> _Exercise tasks_
(A) Answer these questions using the thread on combining regular expressions below:
(i) Which property does the first answer recommend using instead of randomly concatenating regular expression objects?
(ii) According to Answer 4, what value will c result in?
(iii) In Answer 6, what form should the segments passed to concatRegex take?
(B) Please carry on the thread on combining regular expressions from the point where it stops.

> _Text section_
- - -

Just randomly concatenating regular expressions objects can have some adverse side effects. Use the RegExp.source instead:

var r1 = /abc/g;
var r2 = /def/;
var r3 = new RegExp(r1.source + r2.source, 
                   (r1.global ? 'g' : '') 
                   + (r1.ignoreCase ? 'i' : '') + 
                   (r1.multiline ? 'm' : ''));
console.log(r3);
var m = 'test that abcdef and abcdef has a match?'.match(r3);
console.log(m);
// m should contain 2 matches

This will also give you the ability to retain the regular expression flags from a previous RegExp using the standard RegExp flags.

jsFiddle

Answer 4

the easier way to me would be concatenate the sources, ex.:

a = /\d+/
b = /\w+/
c = new RegExp(a.source + b.source)

the c value will result in:

/\d+\w+/

Answer 5

You can concat regex source from both the literal and RegExp class:

var xxx = new RegExp(/abcd/);
var zzz = new RegExp(xxx.source + /efgh/.source);

Answer 6

You could do something like:

function concatRegex(...segments) {
  return new RegExp(segments.join(''));
}

The segments would be strings (rather than regex literals) passed in as separate arguments.

- - -

> _Records supplied_
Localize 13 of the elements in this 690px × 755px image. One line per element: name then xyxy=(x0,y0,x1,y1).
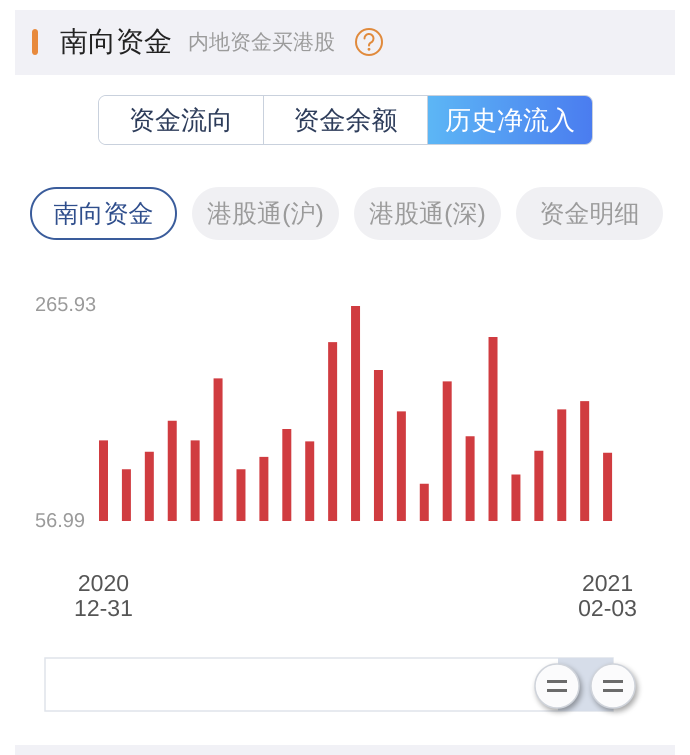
y-tick-label: 265.93 xyxy=(35,294,96,316)
text: 历史净流入 xyxy=(445,104,576,136)
text: 南向资金 xyxy=(54,199,154,230)
chart-subtitle: 内地资金买港股 xyxy=(188,31,335,54)
text: 资金明细 xyxy=(540,199,640,230)
text: 港股通(沪) xyxy=(207,199,324,230)
y-tick-label: 56.99 xyxy=(35,510,86,532)
x-tick-label: 2020 12-31 xyxy=(74,570,133,621)
text: 港股通(深) xyxy=(369,199,486,230)
chart-title: 南向资金 xyxy=(60,26,172,57)
x-tick-label: 2021 02-03 xyxy=(578,570,637,621)
text: 资金余额 xyxy=(294,104,398,136)
text: 资金流向 xyxy=(128,104,233,136)
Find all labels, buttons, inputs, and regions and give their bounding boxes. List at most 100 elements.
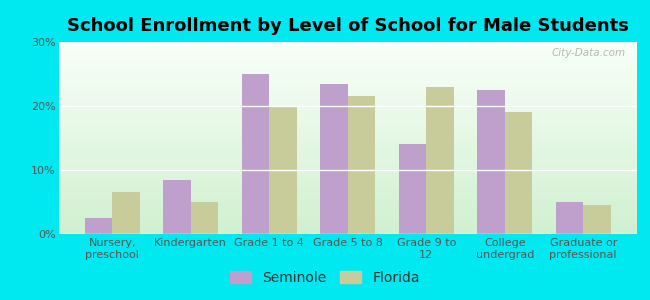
Bar: [58, 136, 637, 138]
Bar: [58, 182, 637, 184]
Bar: [58, 46, 637, 48]
Bar: [58, 124, 637, 127]
Bar: [58, 205, 637, 207]
Bar: [58, 161, 637, 163]
Bar: [58, 52, 637, 53]
Bar: [58, 201, 637, 203]
Bar: [58, 75, 637, 76]
Bar: [58, 76, 637, 79]
Bar: [58, 67, 637, 69]
Bar: [556, 202, 583, 234]
Bar: [58, 167, 637, 169]
Bar: [58, 190, 637, 192]
Bar: [58, 219, 637, 220]
Bar: [58, 215, 637, 217]
Bar: [58, 103, 637, 105]
Bar: [58, 48, 637, 50]
Bar: [58, 53, 637, 56]
Bar: [58, 84, 637, 86]
Bar: [58, 92, 637, 94]
Bar: [58, 169, 637, 171]
Bar: [58, 111, 637, 113]
Bar: [58, 88, 637, 90]
Bar: [58, 186, 637, 188]
Bar: [58, 180, 637, 182]
Bar: [58, 59, 637, 61]
Bar: [58, 152, 637, 153]
Bar: [112, 192, 140, 234]
Bar: [58, 101, 637, 103]
Bar: [398, 144, 426, 234]
Bar: [58, 107, 637, 109]
Bar: [58, 50, 637, 52]
Bar: [348, 96, 375, 234]
Bar: [58, 44, 637, 46]
Bar: [58, 217, 637, 219]
Bar: [58, 132, 637, 134]
Bar: [477, 90, 505, 234]
Bar: [58, 171, 637, 172]
Bar: [58, 96, 637, 98]
Bar: [58, 153, 637, 155]
Bar: [58, 155, 637, 157]
Bar: [58, 128, 637, 130]
Bar: [58, 138, 637, 140]
Bar: [58, 223, 637, 224]
Bar: [320, 84, 348, 234]
Bar: [84, 218, 112, 234]
Bar: [58, 175, 637, 176]
Bar: [242, 74, 269, 234]
Bar: [58, 115, 637, 117]
Bar: [58, 188, 637, 190]
Bar: [58, 197, 637, 200]
Text: City-Data.com: City-Data.com: [551, 48, 625, 58]
Bar: [58, 192, 637, 194]
Bar: [58, 130, 637, 132]
Bar: [58, 165, 637, 167]
Title: School Enrollment by Level of School for Male Students: School Enrollment by Level of School for…: [67, 17, 629, 35]
Bar: [58, 228, 637, 230]
Bar: [58, 176, 637, 178]
Bar: [58, 117, 637, 119]
Bar: [58, 94, 637, 96]
Bar: [58, 230, 637, 232]
Bar: [58, 148, 637, 149]
Bar: [58, 42, 637, 44]
Bar: [58, 172, 637, 175]
Bar: [426, 87, 454, 234]
Bar: [58, 142, 637, 144]
Bar: [58, 178, 637, 180]
Bar: [58, 209, 637, 211]
Bar: [58, 119, 637, 121]
Bar: [58, 213, 637, 215]
Bar: [505, 112, 532, 234]
Bar: [58, 207, 637, 209]
Bar: [58, 140, 637, 142]
Bar: [58, 105, 637, 107]
Bar: [58, 82, 637, 84]
Bar: [269, 106, 297, 234]
Bar: [583, 205, 611, 234]
Bar: [58, 109, 637, 111]
Bar: [58, 57, 637, 59]
Bar: [58, 232, 637, 234]
Bar: [58, 56, 637, 57]
Bar: [58, 226, 637, 228]
Bar: [190, 202, 218, 234]
Bar: [58, 86, 637, 88]
Bar: [58, 157, 637, 159]
Bar: [58, 73, 637, 75]
Bar: [58, 203, 637, 205]
Bar: [58, 63, 637, 65]
Bar: [58, 196, 637, 197]
Bar: [58, 69, 637, 71]
Bar: [58, 80, 637, 82]
Bar: [58, 79, 637, 80]
Bar: [58, 211, 637, 213]
Bar: [58, 144, 637, 146]
Bar: [58, 65, 637, 67]
Bar: [58, 90, 637, 92]
Bar: [58, 121, 637, 123]
Bar: [58, 134, 637, 136]
Bar: [58, 127, 637, 128]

- - -

> _Per-task outputs_
(A)
(i) RegExp.source
(ii) /\d+\w+/
(iii) Strings (rather than regex literals), passed in as separate arguments

(B)
Answer 7

Providing that:

• you know what you do in your regexp;
• you have many regex pieces to form a pattern and they will use same flag;
• you find it more readable to separate your small pattern chunks into an array;
• you also want to be able to comment each part for next dev or yourself later;
• you prefer to visually simplify your regex like /this/g rather than new RegExp('this', 'g');
• it's ok for you to assemble the regex in an extra step rather than having it in one piece from the start;

Then you may like to write this way:

var regexParts =
    [
        /\b(\d+|null)\b/,// Some comments.
        /\b(true|false)\b/,
        /\b(new|getElementsBy(?:Tag|Class|)Name|arguments|getElementById|if|else|do|null|return|case|default|function|typeof|undefined|instanceof|this|document|window|while|for|switch|in|break|continue|length|var|(?:clear|set)(?:Timeout|Interval))(?=\W)/,
        /(\$|jQuery)/,
        /many more patterns/
    ],
    regexString  = regexParts.map(function(x){return x.source}).join('|'),
    regexPattern = new RegExp(regexString, 'g');

you can then do something like:

string.replace(regexPattern, function()
{
    var m = arguments,
        Class = '';

    switch(true)
    {
        // Numbers and 'null'.
        case (Boolean)(m[1]):
            m = m[1];
            Class = 'number';
            break;

        // True or False.
        case (Boolean)(m[2]):
            m = m[2];
            Class = 'bool';
            break;

        // True or False.
        case (Boolean)(m[3]):
            m = m[3];
            Class = 'keyword';
            break;

        // $ or 'jQuery'.
        case (Boolean)(m[4]):
            m = m[4];
            Class = 'dollar';
            break;

        // More cases...
    }

    return '<span class="' + Class + '">' + m + '</span>';
})

In my particular case (a code-mirror-like editor), it is much easier to perform one big regex, rather than a lot of replaces like following as each time I replace with a html tag to wrap an expression, the next pattern will be harder to target without affecting the html tag itself (and without the good lookbehind that is unfortunately not supported in javascript):

.replace(/(\b\d+|null\b)/g, '<span class="number">$1</span>')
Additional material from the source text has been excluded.